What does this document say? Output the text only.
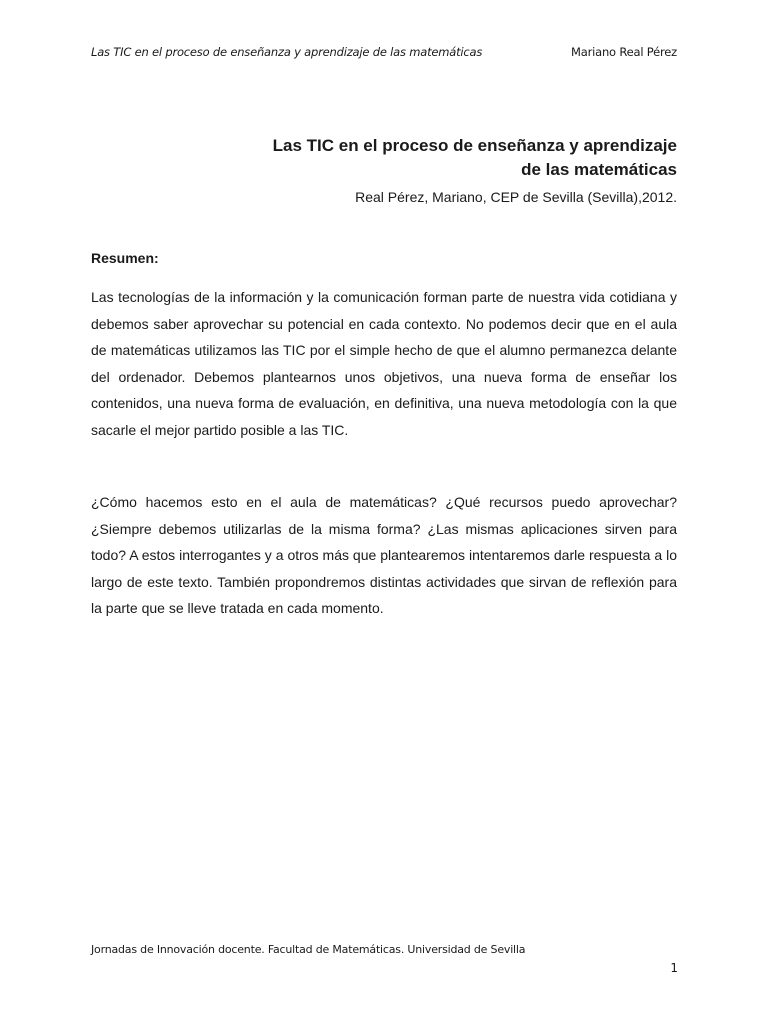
Las TIC en el proceso de enseñanza y aprendizaje de las matemáticas	Mariano Real Pérez
Las TIC en el proceso de enseñanza y aprendizaje
de las matemáticas
Real Pérez, Mariano, CEP de Sevilla (Sevilla),2012.
Resumen:

Las tecnologías de la información y la comunicación forman parte de nuestra vida cotidiana y debemos saber aprovechar su potencial en cada contexto. No podemos decir que en el aula de matemáticas utilizamos las TIC por el simple hecho de que el alumno permanezca delante del ordenador. Debemos plantearnos unos objetivos, una nueva forma de enseñar los contenidos, una nueva forma de evaluación, en definitiva, una nueva metodología con la que sacarle el mejor partido posible a las TIC.

¿Cómo hacemos esto en el aula de matemáticas? ¿Qué recursos puedo aprovechar? ¿Siempre debemos utilizarlas de la misma forma? ¿Las mismas aplicaciones sirven para todo? A estos interrogantes y a otros más que plantearemos intentaremos darle respuesta a lo largo de este texto. También propondremos distintas actividades que sirvan de reflexión para la parte que se lleve tratada en cada momento.

Jornadas de Innovación docente. Facultad de Matemáticas. Universidad de Sevilla
1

------------------------------------------------

● GOAL
Above are records to transcribe exactly; leave their pictures out.

● EXERCISE OUTPUT
What does this document say? Output the text only.
Las TIC en el proceso de enseñanza y aprendizaje de las matemáticas	Mariano Real Pérez
Las TIC en el proceso de enseñanza y aprendizaje
de las matemáticas
Real Pérez, Mariano, CEP de Sevilla (Sevilla),2012.
Resumen:

Las tecnologías de la información y la comunicación forman parte de nuestra vida cotidiana y debemos saber aprovechar su potencial en cada contexto. No podemos decir que en el aula de matemáticas utilizamos las TIC por el simple hecho de que el alumno permanezca delante del ordenador. Debemos plantearnos unos objetivos, una nueva forma de enseñar los contenidos, una nueva forma de evaluación, en definitiva, una nueva metodología con la que sacarle el mejor partido posible a las TIC.

¿Cómo hacemos esto en el aula de matemáticas? ¿Qué recursos puedo aprovechar? ¿Siempre debemos utilizarlas de la misma forma? ¿Las mismas aplicaciones sirven para todo? A estos interrogantes y a otros más que plantearemos intentaremos darle respuesta a lo largo de este texto. También propondremos distintas actividades que sirvan de reflexión para la parte que se lleve tratada en cada momento.

Jornadas de Innovación docente. Facultad de Matemáticas. Universidad de Sevilla
1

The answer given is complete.